### Task goal
Across the listing below, how many lines hold "PÉPITES"? Reply with the number by itself.

### Data section
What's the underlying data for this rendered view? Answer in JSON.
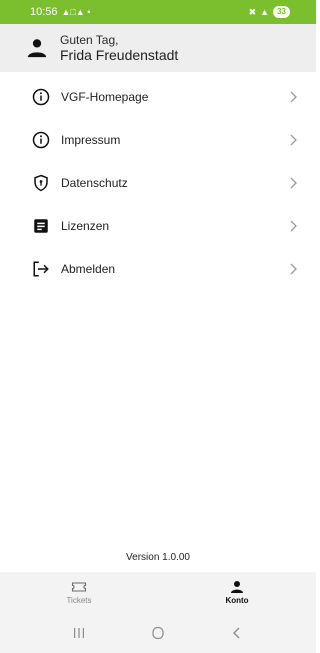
{
  "status_bar": {
    "time": "10:56",
    "battery": "33",
    "background_color": "#7cbf2e"
  },
  "header": {
    "greeting": "Guten Tag,",
    "user_name": "Frida Freudenstadt",
    "icon": "person-icon"
  },
  "menu": {
    "items": [
      {
        "label": "VGF-Homepage",
        "icon": "info-circle-icon"
      },
      {
        "label": "Impressum",
        "icon": "info-circle-icon"
      },
      {
        "label": "Datenschutz",
        "icon": "shield-icon"
      },
      {
        "label": "Lizenzen",
        "icon": "document-icon"
      },
      {
        "label": "Abmelden",
        "icon": "logout-icon"
      }
    ]
  },
  "version": "Version 1.0.00",
  "bottom_nav": {
    "tabs": [
      {
        "label": "Tickets",
        "icon": "ticket-icon",
        "active": false
      },
      {
        "label": "Konto",
        "icon": "person-icon",
        "active": true
      }
    ]
  }
}
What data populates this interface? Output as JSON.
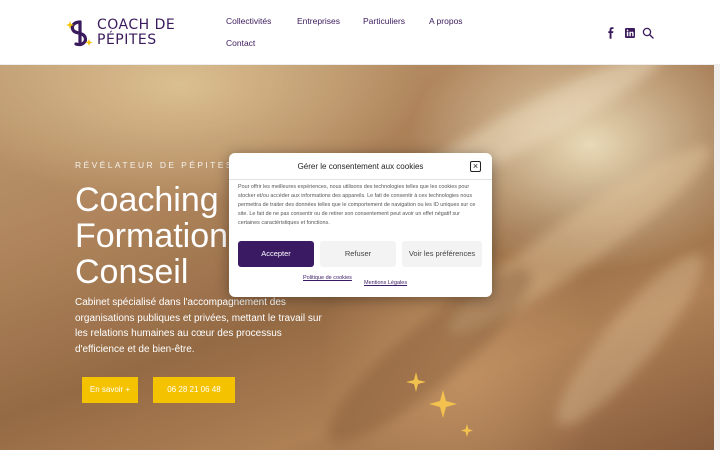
{
  "brand": {
    "line1": "COACH DE",
    "line2": "PÉPITES",
    "primary": "#3a1a5c",
    "accent": "#f5c200"
  },
  "nav": {
    "items": [
      "Collectivités",
      "Entreprises",
      "Particuliers",
      "A propos",
      "Contact"
    ]
  },
  "social": {
    "facebook": "facebook-icon",
    "linkedin": "linkedin-icon",
    "search": "search-icon"
  },
  "hero": {
    "kicker": "RÉVÉLATEUR DE PÉPITES HUMAINES",
    "headlines": [
      "Coaching",
      "Formation",
      "Conseil"
    ],
    "description": "Cabinet spécialisé dans l'accompagnement des organisations publiques et privées, mettant le travail sur les relations humaines au cœur des processus d'efficience et de bien-être.",
    "btn_more": "En savoir +",
    "btn_phone": "06 28 21 06 48"
  },
  "consent": {
    "title": "Gérer le consentement aux cookies",
    "body": "Pour offrir les meilleures expériences, nous utilisons des technologies telles que les cookies pour stocker et/ou accéder aux informations des appareils. Le fait de consentir à ces technologies nous permettra de traiter des données telles que le comportement de navigation ou les ID uniques sur ce site. Le fait de ne pas consentir ou de retirer son consentement peut avoir un effet négatif sur certaines caractéristiques et fonctions.",
    "accept": "Accepter",
    "refuse": "Refuser",
    "preferences": "Voir les préférences",
    "cookie_policy": "Politique de cookies",
    "legal": "Mentions Légales",
    "close_icon": "close-icon"
  }
}
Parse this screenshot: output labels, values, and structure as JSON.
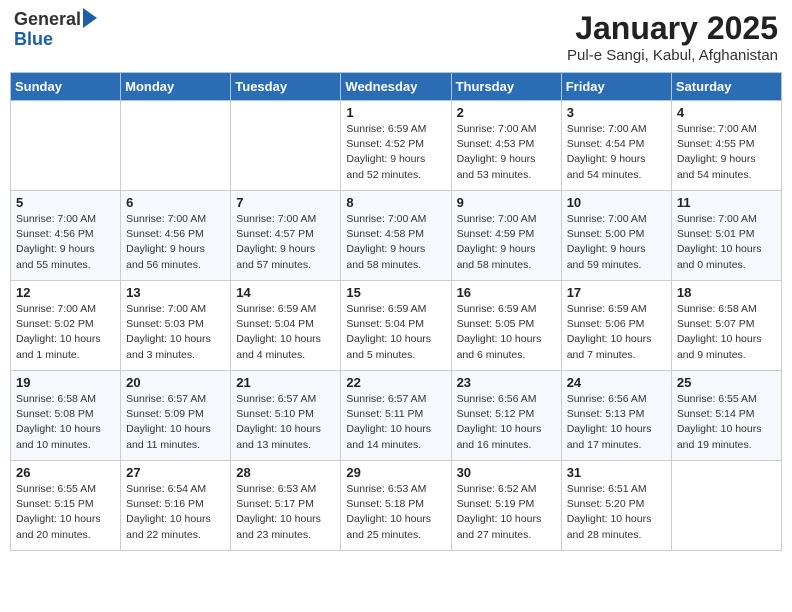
{
  "logo": {
    "general": "General",
    "blue": "Blue"
  },
  "title": "January 2025",
  "subtitle": "Pul-e Sangi, Kabul, Afghanistan",
  "days_of_week": [
    "Sunday",
    "Monday",
    "Tuesday",
    "Wednesday",
    "Thursday",
    "Friday",
    "Saturday"
  ],
  "weeks": [
    [
      {
        "day": "",
        "info": ""
      },
      {
        "day": "",
        "info": ""
      },
      {
        "day": "",
        "info": ""
      },
      {
        "day": "1",
        "info": "Sunrise: 6:59 AM\nSunset: 4:52 PM\nDaylight: 9 hours and 52 minutes."
      },
      {
        "day": "2",
        "info": "Sunrise: 7:00 AM\nSunset: 4:53 PM\nDaylight: 9 hours and 53 minutes."
      },
      {
        "day": "3",
        "info": "Sunrise: 7:00 AM\nSunset: 4:54 PM\nDaylight: 9 hours and 54 minutes."
      },
      {
        "day": "4",
        "info": "Sunrise: 7:00 AM\nSunset: 4:55 PM\nDaylight: 9 hours and 54 minutes."
      }
    ],
    [
      {
        "day": "5",
        "info": "Sunrise: 7:00 AM\nSunset: 4:56 PM\nDaylight: 9 hours and 55 minutes."
      },
      {
        "day": "6",
        "info": "Sunrise: 7:00 AM\nSunset: 4:56 PM\nDaylight: 9 hours and 56 minutes."
      },
      {
        "day": "7",
        "info": "Sunrise: 7:00 AM\nSunset: 4:57 PM\nDaylight: 9 hours and 57 minutes."
      },
      {
        "day": "8",
        "info": "Sunrise: 7:00 AM\nSunset: 4:58 PM\nDaylight: 9 hours and 58 minutes."
      },
      {
        "day": "9",
        "info": "Sunrise: 7:00 AM\nSunset: 4:59 PM\nDaylight: 9 hours and 58 minutes."
      },
      {
        "day": "10",
        "info": "Sunrise: 7:00 AM\nSunset: 5:00 PM\nDaylight: 9 hours and 59 minutes."
      },
      {
        "day": "11",
        "info": "Sunrise: 7:00 AM\nSunset: 5:01 PM\nDaylight: 10 hours and 0 minutes."
      }
    ],
    [
      {
        "day": "12",
        "info": "Sunrise: 7:00 AM\nSunset: 5:02 PM\nDaylight: 10 hours and 1 minute."
      },
      {
        "day": "13",
        "info": "Sunrise: 7:00 AM\nSunset: 5:03 PM\nDaylight: 10 hours and 3 minutes."
      },
      {
        "day": "14",
        "info": "Sunrise: 6:59 AM\nSunset: 5:04 PM\nDaylight: 10 hours and 4 minutes."
      },
      {
        "day": "15",
        "info": "Sunrise: 6:59 AM\nSunset: 5:04 PM\nDaylight: 10 hours and 5 minutes."
      },
      {
        "day": "16",
        "info": "Sunrise: 6:59 AM\nSunset: 5:05 PM\nDaylight: 10 hours and 6 minutes."
      },
      {
        "day": "17",
        "info": "Sunrise: 6:59 AM\nSunset: 5:06 PM\nDaylight: 10 hours and 7 minutes."
      },
      {
        "day": "18",
        "info": "Sunrise: 6:58 AM\nSunset: 5:07 PM\nDaylight: 10 hours and 9 minutes."
      }
    ],
    [
      {
        "day": "19",
        "info": "Sunrise: 6:58 AM\nSunset: 5:08 PM\nDaylight: 10 hours and 10 minutes."
      },
      {
        "day": "20",
        "info": "Sunrise: 6:57 AM\nSunset: 5:09 PM\nDaylight: 10 hours and 11 minutes."
      },
      {
        "day": "21",
        "info": "Sunrise: 6:57 AM\nSunset: 5:10 PM\nDaylight: 10 hours and 13 minutes."
      },
      {
        "day": "22",
        "info": "Sunrise: 6:57 AM\nSunset: 5:11 PM\nDaylight: 10 hours and 14 minutes."
      },
      {
        "day": "23",
        "info": "Sunrise: 6:56 AM\nSunset: 5:12 PM\nDaylight: 10 hours and 16 minutes."
      },
      {
        "day": "24",
        "info": "Sunrise: 6:56 AM\nSunset: 5:13 PM\nDaylight: 10 hours and 17 minutes."
      },
      {
        "day": "25",
        "info": "Sunrise: 6:55 AM\nSunset: 5:14 PM\nDaylight: 10 hours and 19 minutes."
      }
    ],
    [
      {
        "day": "26",
        "info": "Sunrise: 6:55 AM\nSunset: 5:15 PM\nDaylight: 10 hours and 20 minutes."
      },
      {
        "day": "27",
        "info": "Sunrise: 6:54 AM\nSunset: 5:16 PM\nDaylight: 10 hours and 22 minutes."
      },
      {
        "day": "28",
        "info": "Sunrise: 6:53 AM\nSunset: 5:17 PM\nDaylight: 10 hours and 23 minutes."
      },
      {
        "day": "29",
        "info": "Sunrise: 6:53 AM\nSunset: 5:18 PM\nDaylight: 10 hours and 25 minutes."
      },
      {
        "day": "30",
        "info": "Sunrise: 6:52 AM\nSunset: 5:19 PM\nDaylight: 10 hours and 27 minutes."
      },
      {
        "day": "31",
        "info": "Sunrise: 6:51 AM\nSunset: 5:20 PM\nDaylight: 10 hours and 28 minutes."
      },
      {
        "day": "",
        "info": ""
      }
    ]
  ]
}
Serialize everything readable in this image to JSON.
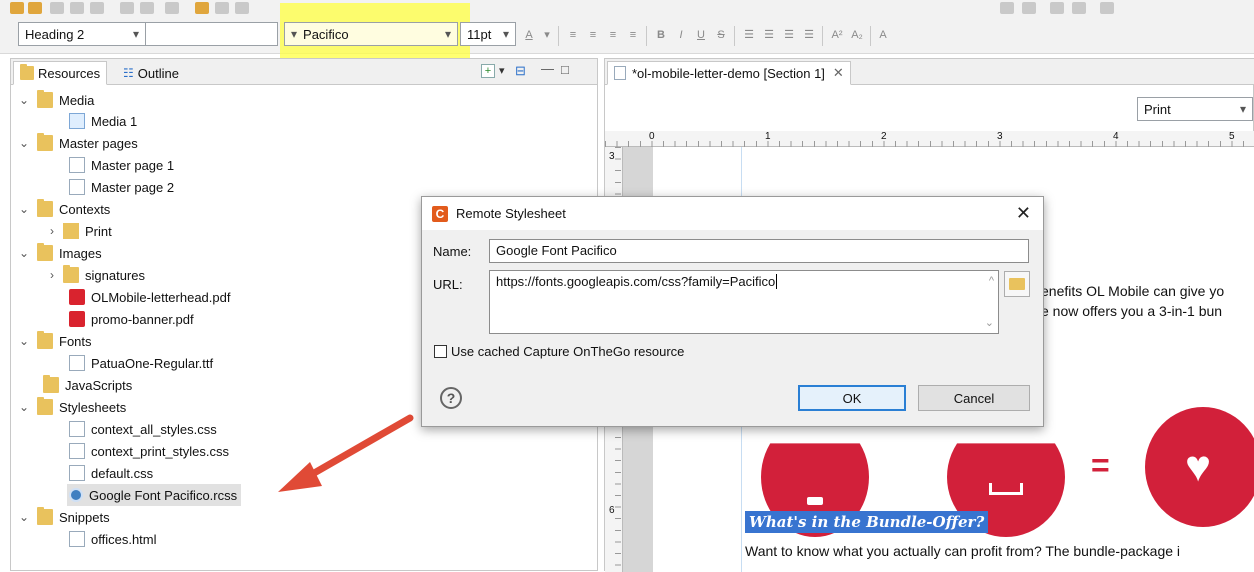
{
  "toolbar": {
    "style_select": "Heading 2",
    "font_select": "Pacifico",
    "size_select": "11pt",
    "underline_label": "A"
  },
  "left_panel": {
    "tabs": [
      {
        "label": "Resources"
      },
      {
        "label": "Outline"
      }
    ],
    "tree": [
      {
        "label": "Media"
      },
      {
        "label": "Media 1"
      },
      {
        "label": "Master pages"
      },
      {
        "label": "Master page 1"
      },
      {
        "label": "Master page 2"
      },
      {
        "label": "Contexts"
      },
      {
        "label": "Print"
      },
      {
        "label": "Images"
      },
      {
        "label": "signatures"
      },
      {
        "label": "OLMobile-letterhead.pdf"
      },
      {
        "label": "promo-banner.pdf"
      },
      {
        "label": "Fonts"
      },
      {
        "label": "PatuaOne-Regular.ttf"
      },
      {
        "label": "JavaScripts"
      },
      {
        "label": "Stylesheets"
      },
      {
        "label": "context_all_styles.css"
      },
      {
        "label": "context_print_styles.css"
      },
      {
        "label": "default.css"
      },
      {
        "label": "Google Font Pacifico.rcss"
      },
      {
        "label": "Snippets"
      },
      {
        "label": "offices.html"
      }
    ]
  },
  "editor": {
    "tab_title": "*ol-mobile-letter-demo [Section 1]",
    "media_select": "Print",
    "ruler_ticks": [
      "0",
      "1",
      "2",
      "3",
      "4",
      "5"
    ],
    "vruler_ticks": [
      "3",
      "6"
    ],
    "body_text_1": "enefits OL Mobile can give yo",
    "body_text_2": "e now offers you a 3-in-1 bun",
    "equals": "=",
    "heading": "What's in the Bundle-Offer?",
    "body_text_3": "Want to know what you actually can profit from? The bundle-package i"
  },
  "dialog": {
    "title": "Remote Stylesheet",
    "name_label": "Name:",
    "name_value": "Google Font Pacifico",
    "url_label": "URL:",
    "url_value": "https://fonts.googleapis.com/css?family=Pacifico",
    "checkbox_label": "Use cached Capture OnTheGo resource",
    "ok_label": "OK",
    "cancel_label": "Cancel",
    "help_glyph": "?"
  },
  "colors": {
    "accent_red": "#d2203a",
    "highlight_yellow": "#ffff40",
    "selection_blue": "#3874d0",
    "arrow": "#e04a36"
  }
}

### Response for this exercise
2